#### [EXERCISE TASKS]
**A.** Name every accepted value for list_prods in the sen2r argument documentation.
**B.** Rewrite the sen2r argument documentation between "Note: in a future" and "list of parameters.", inclusive, putting "L2A" wherever "Level-2A" occurs.
**C.** Extend the sen2r argument documentation from its final line.

#### [GIVEN PASSAGE]

"""

Note: in a future release of sen2r, the default value will be set to TRUE, so to grant homogeneity between Level-2A products downloaded from ESA Hub and generated using Sen2Cor.

sen2cor_gipp

(optional) Ground Image Processing Parameters (GIPP) to be passed to Sen2Cor (see the documentation of sen2cor() - argument gipp - for details about the usage of this argument). Default value (NA) corresponds to an empty list of parameters.

max_cloud_safe

(optional) Integer number (0-100) containing the maximum cloud level of each SAFE to be considered (default: no filter). It it used to limit the research of SAFE products to "good" images, so it is applied only to non-existing archives (existing SAFE are always used). In this sense, this parameter is different from max_mask, which can be used to set a maximum cloud coverage over output extents. Notice also that this value is used to filter on the basis of the metadata "Cloud cover percentage" associated to each SAFE, so it is not based on the cloud mask defined with the processing options.

timewindow

(optional) Temporal window for querying: Date object of length 1 (single day) or 2 (time window). Default is NA, meaning that no filters are used if online = FALSE, and all found images are processed; if online = TRUE, last 90 days are processed. Is it possible to pass also integer (or difftime) values, which are interpreted as the last n days.

timeperiod

(optional) Character:

  • "full" (default) means that all the images included in the time window are considered;

  • "seasonal" means that only the single seasonal periods in the window are used (i.e., with a time window from 2015-06-01 to 2017-08-31, the periods 2015-06-01 to 2015-08-31, 2016-06-01 to 2016-08-31 and 2017-06-01 to 2017-08-31 are considered).

extent

(optional) Spatial extent on which to clip products (it can be both the path of a vector file or a geoJSON). Default is NA for offline mode (meaning no extent: all found tiles are entirely used); in online mode, a sample extent is used as default.

extent_name

(optional) Name of the area set as extent, to be used in the output file names. Default is "sen2r" The name is an alphanumeric string which cannot contain points nor underscores, and that cannot be a five-length string with the same structure of a tile ID (two numeric and three uppercase character values).

s2tiles_selected

(optional) Character vector with the Sentinel-2 tiles to be considered (default is NA, meaning all the tiles).

s2orbits_selected

(optional) Character vector with the Sentinel-2 orbits to be considered (still to be implemented; for now, all the accepted values are listed).

list_prods

(optional) Character vector with the values of the products to be processed (accepted values: "TOA", "BOA", "SCL", "TCI"). Default is no one (NA).

"""

[Dataset entries]

"""

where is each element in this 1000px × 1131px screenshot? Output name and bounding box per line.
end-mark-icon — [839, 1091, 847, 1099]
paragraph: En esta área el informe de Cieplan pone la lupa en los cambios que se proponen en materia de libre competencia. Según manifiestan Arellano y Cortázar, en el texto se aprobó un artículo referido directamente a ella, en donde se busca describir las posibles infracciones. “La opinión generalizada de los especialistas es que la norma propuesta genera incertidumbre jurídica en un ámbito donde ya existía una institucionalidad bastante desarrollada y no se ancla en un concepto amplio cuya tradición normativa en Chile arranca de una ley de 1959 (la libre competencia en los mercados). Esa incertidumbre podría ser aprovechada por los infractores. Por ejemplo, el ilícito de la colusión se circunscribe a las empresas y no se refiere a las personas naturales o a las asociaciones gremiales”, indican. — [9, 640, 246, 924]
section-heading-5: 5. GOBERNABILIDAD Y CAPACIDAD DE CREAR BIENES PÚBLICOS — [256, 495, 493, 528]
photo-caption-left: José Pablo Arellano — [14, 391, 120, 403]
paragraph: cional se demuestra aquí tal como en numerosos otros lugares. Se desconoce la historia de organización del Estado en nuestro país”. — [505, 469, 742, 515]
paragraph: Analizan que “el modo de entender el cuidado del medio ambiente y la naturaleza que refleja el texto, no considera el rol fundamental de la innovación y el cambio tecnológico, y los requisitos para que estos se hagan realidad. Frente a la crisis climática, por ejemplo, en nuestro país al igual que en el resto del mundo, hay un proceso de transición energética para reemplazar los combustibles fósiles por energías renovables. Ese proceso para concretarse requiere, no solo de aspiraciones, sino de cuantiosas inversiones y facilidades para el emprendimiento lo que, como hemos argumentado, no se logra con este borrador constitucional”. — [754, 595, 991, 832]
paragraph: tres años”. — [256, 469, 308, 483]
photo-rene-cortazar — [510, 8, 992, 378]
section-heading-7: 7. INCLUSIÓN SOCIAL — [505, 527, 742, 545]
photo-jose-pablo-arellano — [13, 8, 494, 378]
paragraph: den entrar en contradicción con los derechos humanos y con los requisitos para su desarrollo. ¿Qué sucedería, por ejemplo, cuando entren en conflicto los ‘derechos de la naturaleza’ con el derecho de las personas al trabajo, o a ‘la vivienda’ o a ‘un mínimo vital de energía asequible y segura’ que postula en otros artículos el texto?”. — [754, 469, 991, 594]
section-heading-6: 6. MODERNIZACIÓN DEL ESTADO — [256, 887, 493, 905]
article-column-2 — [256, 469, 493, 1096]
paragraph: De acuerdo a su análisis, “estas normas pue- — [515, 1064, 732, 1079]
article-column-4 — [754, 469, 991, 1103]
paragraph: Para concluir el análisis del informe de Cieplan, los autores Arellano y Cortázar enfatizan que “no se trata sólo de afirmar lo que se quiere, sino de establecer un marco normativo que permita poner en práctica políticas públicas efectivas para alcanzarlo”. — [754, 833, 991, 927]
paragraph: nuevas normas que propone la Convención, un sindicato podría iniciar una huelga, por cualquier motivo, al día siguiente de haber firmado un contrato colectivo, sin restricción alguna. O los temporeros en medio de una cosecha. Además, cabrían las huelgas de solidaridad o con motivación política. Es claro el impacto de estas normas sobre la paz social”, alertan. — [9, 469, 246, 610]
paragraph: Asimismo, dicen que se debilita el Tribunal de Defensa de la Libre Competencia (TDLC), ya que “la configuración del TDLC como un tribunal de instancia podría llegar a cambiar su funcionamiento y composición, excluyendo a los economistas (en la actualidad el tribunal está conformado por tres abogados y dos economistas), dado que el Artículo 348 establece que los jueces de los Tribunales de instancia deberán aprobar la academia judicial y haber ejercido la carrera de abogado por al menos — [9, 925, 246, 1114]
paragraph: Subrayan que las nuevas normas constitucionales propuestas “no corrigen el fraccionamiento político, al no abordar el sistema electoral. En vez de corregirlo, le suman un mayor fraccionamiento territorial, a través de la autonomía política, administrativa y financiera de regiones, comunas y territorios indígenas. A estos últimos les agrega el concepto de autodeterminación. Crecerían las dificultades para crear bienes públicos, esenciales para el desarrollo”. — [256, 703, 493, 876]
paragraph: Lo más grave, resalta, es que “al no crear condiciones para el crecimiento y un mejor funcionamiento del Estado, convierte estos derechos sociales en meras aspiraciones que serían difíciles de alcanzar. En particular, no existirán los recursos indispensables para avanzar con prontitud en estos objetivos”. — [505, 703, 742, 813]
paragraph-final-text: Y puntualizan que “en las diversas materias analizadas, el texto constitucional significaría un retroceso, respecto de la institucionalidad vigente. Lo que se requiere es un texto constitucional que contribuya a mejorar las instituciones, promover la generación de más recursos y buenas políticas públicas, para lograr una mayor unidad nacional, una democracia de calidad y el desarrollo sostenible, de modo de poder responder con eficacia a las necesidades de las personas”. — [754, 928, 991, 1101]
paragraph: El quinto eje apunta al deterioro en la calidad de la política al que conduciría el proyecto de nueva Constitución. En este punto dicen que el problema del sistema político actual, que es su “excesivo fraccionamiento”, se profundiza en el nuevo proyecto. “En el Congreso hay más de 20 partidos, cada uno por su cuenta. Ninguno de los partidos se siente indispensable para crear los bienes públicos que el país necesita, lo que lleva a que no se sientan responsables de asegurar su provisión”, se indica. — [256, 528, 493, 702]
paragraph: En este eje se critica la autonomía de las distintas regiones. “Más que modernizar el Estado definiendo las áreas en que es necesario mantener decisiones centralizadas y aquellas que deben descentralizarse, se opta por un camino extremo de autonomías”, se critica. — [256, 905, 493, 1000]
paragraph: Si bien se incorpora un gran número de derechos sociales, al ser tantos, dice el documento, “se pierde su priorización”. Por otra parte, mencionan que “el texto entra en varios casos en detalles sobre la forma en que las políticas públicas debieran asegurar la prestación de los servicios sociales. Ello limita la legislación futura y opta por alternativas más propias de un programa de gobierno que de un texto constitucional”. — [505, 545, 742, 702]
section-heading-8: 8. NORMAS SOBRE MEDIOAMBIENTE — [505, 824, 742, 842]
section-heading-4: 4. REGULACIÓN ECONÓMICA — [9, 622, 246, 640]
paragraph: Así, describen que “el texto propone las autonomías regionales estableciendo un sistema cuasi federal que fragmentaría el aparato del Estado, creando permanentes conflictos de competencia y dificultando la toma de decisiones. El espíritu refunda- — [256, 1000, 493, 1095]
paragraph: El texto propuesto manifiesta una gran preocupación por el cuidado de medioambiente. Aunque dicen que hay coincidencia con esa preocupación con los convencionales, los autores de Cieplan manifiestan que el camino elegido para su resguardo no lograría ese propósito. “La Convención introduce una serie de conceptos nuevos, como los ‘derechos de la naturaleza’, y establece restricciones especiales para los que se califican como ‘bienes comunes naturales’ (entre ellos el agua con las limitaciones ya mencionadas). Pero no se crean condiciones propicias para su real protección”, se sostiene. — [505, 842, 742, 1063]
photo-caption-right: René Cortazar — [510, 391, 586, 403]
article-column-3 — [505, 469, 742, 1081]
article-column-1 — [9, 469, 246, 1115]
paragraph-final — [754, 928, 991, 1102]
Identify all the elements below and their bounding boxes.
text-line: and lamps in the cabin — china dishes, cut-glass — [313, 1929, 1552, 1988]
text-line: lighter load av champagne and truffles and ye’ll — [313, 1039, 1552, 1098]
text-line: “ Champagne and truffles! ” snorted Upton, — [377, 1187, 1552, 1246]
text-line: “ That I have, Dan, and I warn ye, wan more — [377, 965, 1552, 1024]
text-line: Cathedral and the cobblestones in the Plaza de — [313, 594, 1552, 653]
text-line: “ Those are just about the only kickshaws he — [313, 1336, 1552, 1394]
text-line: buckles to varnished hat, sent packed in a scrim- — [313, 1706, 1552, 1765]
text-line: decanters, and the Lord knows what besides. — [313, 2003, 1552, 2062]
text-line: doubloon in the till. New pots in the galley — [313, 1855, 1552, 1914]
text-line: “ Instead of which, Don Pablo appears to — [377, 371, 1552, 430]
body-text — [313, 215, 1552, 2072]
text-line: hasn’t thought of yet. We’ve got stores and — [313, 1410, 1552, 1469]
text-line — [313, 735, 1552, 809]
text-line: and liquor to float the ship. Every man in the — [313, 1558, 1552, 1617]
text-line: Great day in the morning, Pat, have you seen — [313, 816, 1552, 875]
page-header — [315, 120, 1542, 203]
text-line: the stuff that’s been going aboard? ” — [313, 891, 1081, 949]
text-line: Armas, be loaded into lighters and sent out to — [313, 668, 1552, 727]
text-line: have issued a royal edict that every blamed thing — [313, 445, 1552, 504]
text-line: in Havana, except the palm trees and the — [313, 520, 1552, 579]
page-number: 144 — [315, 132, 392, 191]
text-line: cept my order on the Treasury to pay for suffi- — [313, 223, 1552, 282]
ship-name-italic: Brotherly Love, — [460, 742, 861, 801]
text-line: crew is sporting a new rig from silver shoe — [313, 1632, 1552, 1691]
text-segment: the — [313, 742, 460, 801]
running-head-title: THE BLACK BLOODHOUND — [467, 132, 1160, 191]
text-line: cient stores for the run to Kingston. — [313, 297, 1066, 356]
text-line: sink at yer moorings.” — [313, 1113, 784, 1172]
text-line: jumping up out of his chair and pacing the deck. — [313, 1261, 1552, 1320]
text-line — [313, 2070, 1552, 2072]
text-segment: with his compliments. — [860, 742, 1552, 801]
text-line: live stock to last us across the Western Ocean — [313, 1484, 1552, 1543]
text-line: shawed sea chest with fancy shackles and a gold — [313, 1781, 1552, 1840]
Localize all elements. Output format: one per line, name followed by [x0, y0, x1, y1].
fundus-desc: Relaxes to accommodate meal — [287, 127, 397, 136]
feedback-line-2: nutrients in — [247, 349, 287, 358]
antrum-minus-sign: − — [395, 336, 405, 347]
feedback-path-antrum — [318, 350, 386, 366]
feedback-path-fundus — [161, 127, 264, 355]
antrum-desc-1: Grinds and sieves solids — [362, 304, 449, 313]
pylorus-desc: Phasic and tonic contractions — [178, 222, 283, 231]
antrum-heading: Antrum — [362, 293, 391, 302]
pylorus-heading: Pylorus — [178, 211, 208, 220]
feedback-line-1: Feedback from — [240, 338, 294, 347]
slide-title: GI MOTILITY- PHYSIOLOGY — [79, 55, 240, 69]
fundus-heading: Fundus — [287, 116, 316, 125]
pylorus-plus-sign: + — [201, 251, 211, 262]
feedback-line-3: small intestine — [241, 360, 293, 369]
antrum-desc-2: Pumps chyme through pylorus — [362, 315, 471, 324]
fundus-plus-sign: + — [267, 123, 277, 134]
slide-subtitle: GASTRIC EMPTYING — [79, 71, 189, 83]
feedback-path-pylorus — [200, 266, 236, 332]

"""

#### [EXERCISE RESULTS]
**A.** "TOA", "BOA", "SCL", "TCI"

**B.**
Note: in a future release of sen2r, the default value will be set to TRUE, so to grant homogeneity between L2A products downloaded from ESA Hub and generated using Sen2Cor.

sen2cor_gipp

(optional) Ground Image Processing Parameters (GIPP) to be passed to Sen2Cor (see the documentation of sen2cor() - argument gipp - for details about the usage of this argument). Default value (NA) corresponds to an empty list of parameters.

**C.**
list_rgb

(optional) Character vector with the values of the RGB images to be produced. Images are in the form RGBrgbx, where:

  • x is B (if source is BOA) or T (is source is TOA);

  • r g and b are the the number of the bands to be used respectively for red, green and blue, in hexadecimal format. Notice that this is the actual number name of the bands: so, to use i.e. BOA band 11 (1610nm) use the value "b", even if band 11 is the 10th band of a BOA product (because band 10 is missing). (e.g., RGB432B, RGB843B) Default is no one (NA).

list_indices

(optional) Character vector with the values of the spectral indices to be computed. Default is no one (NA).

index_source

(optional) Character value: if "BOA" (default), indices are computed from BOA values; if "TOA", non corrected reflectances are instead used (be careful to use this setting!).

rgb_ranges

(optional) Range of valid values to be used for RGB products. Values must be provided in the same scale used within SAFE and BOA/TOA products (0-10000, corresponding to reflectances * 10000). If can be a 2-length integer vector (min-max for all the 3 bands) or a 6-length vector or 3x2 matrix (min red, min green, min blue, max red, max green, max blue). Default is to use c(0,2500) for bands 2, 3 and 4; c(0,7500) for other bands. In case list_rgb is a vector of length > 1, rgb_ranges must be a list of the same length (otherwise, the same range values will be used for all the RGB products).

mask_type

(optional) Character value which determines the categories in the Surface Classification Map to be masked (see s2_mask() for the accepted values). Default (NA) is not to mask.

max_mask

(optional) Numeric value (range 0 to 100), which represents the maximum percentage of allowed masked surface (by clouds or any other type of mask chosen with argument mask_type) for producing outputs. Images with a percentage of masked surface greater than max_mask% are not processed (the list of expected output files which have not been generated is returned as an attribute, named "skipped"). Default value is 100 (all products are produced). This parameter is different from max_cloud_safe, because:

  1. it is computed over the selected extent;

  2. it is computed starting from the cloud mask defined as above. Notice that the percentage is computed on non-NA values (if input images had previously been clipped and masked using a polygon, the percentage is computed on the surface included in the masking polygons).

mask_smooth

(optional) Numeric positive value: the smoothing radius (expressed in unit of measure of the output projection, typically metres) to be applied to the cloud mask by function s2_mask().

mask_buffer

(optional) Numeric value: the buffering radius (expressed in unit of measure of the output projection, typically metres) to be applied to the cloud mask by function s2_mask(). Default value (0) means that no buffer is applied; a positive value causes an enlargement of the masked area; a negative value cause a reduction.

clip_on_extent

(optional) Logical: if TRUE (default), output products and indices are clipped to the selected extent (and resampled/reprojected); if FALSE, the geometry and extension of the tiles is maintained.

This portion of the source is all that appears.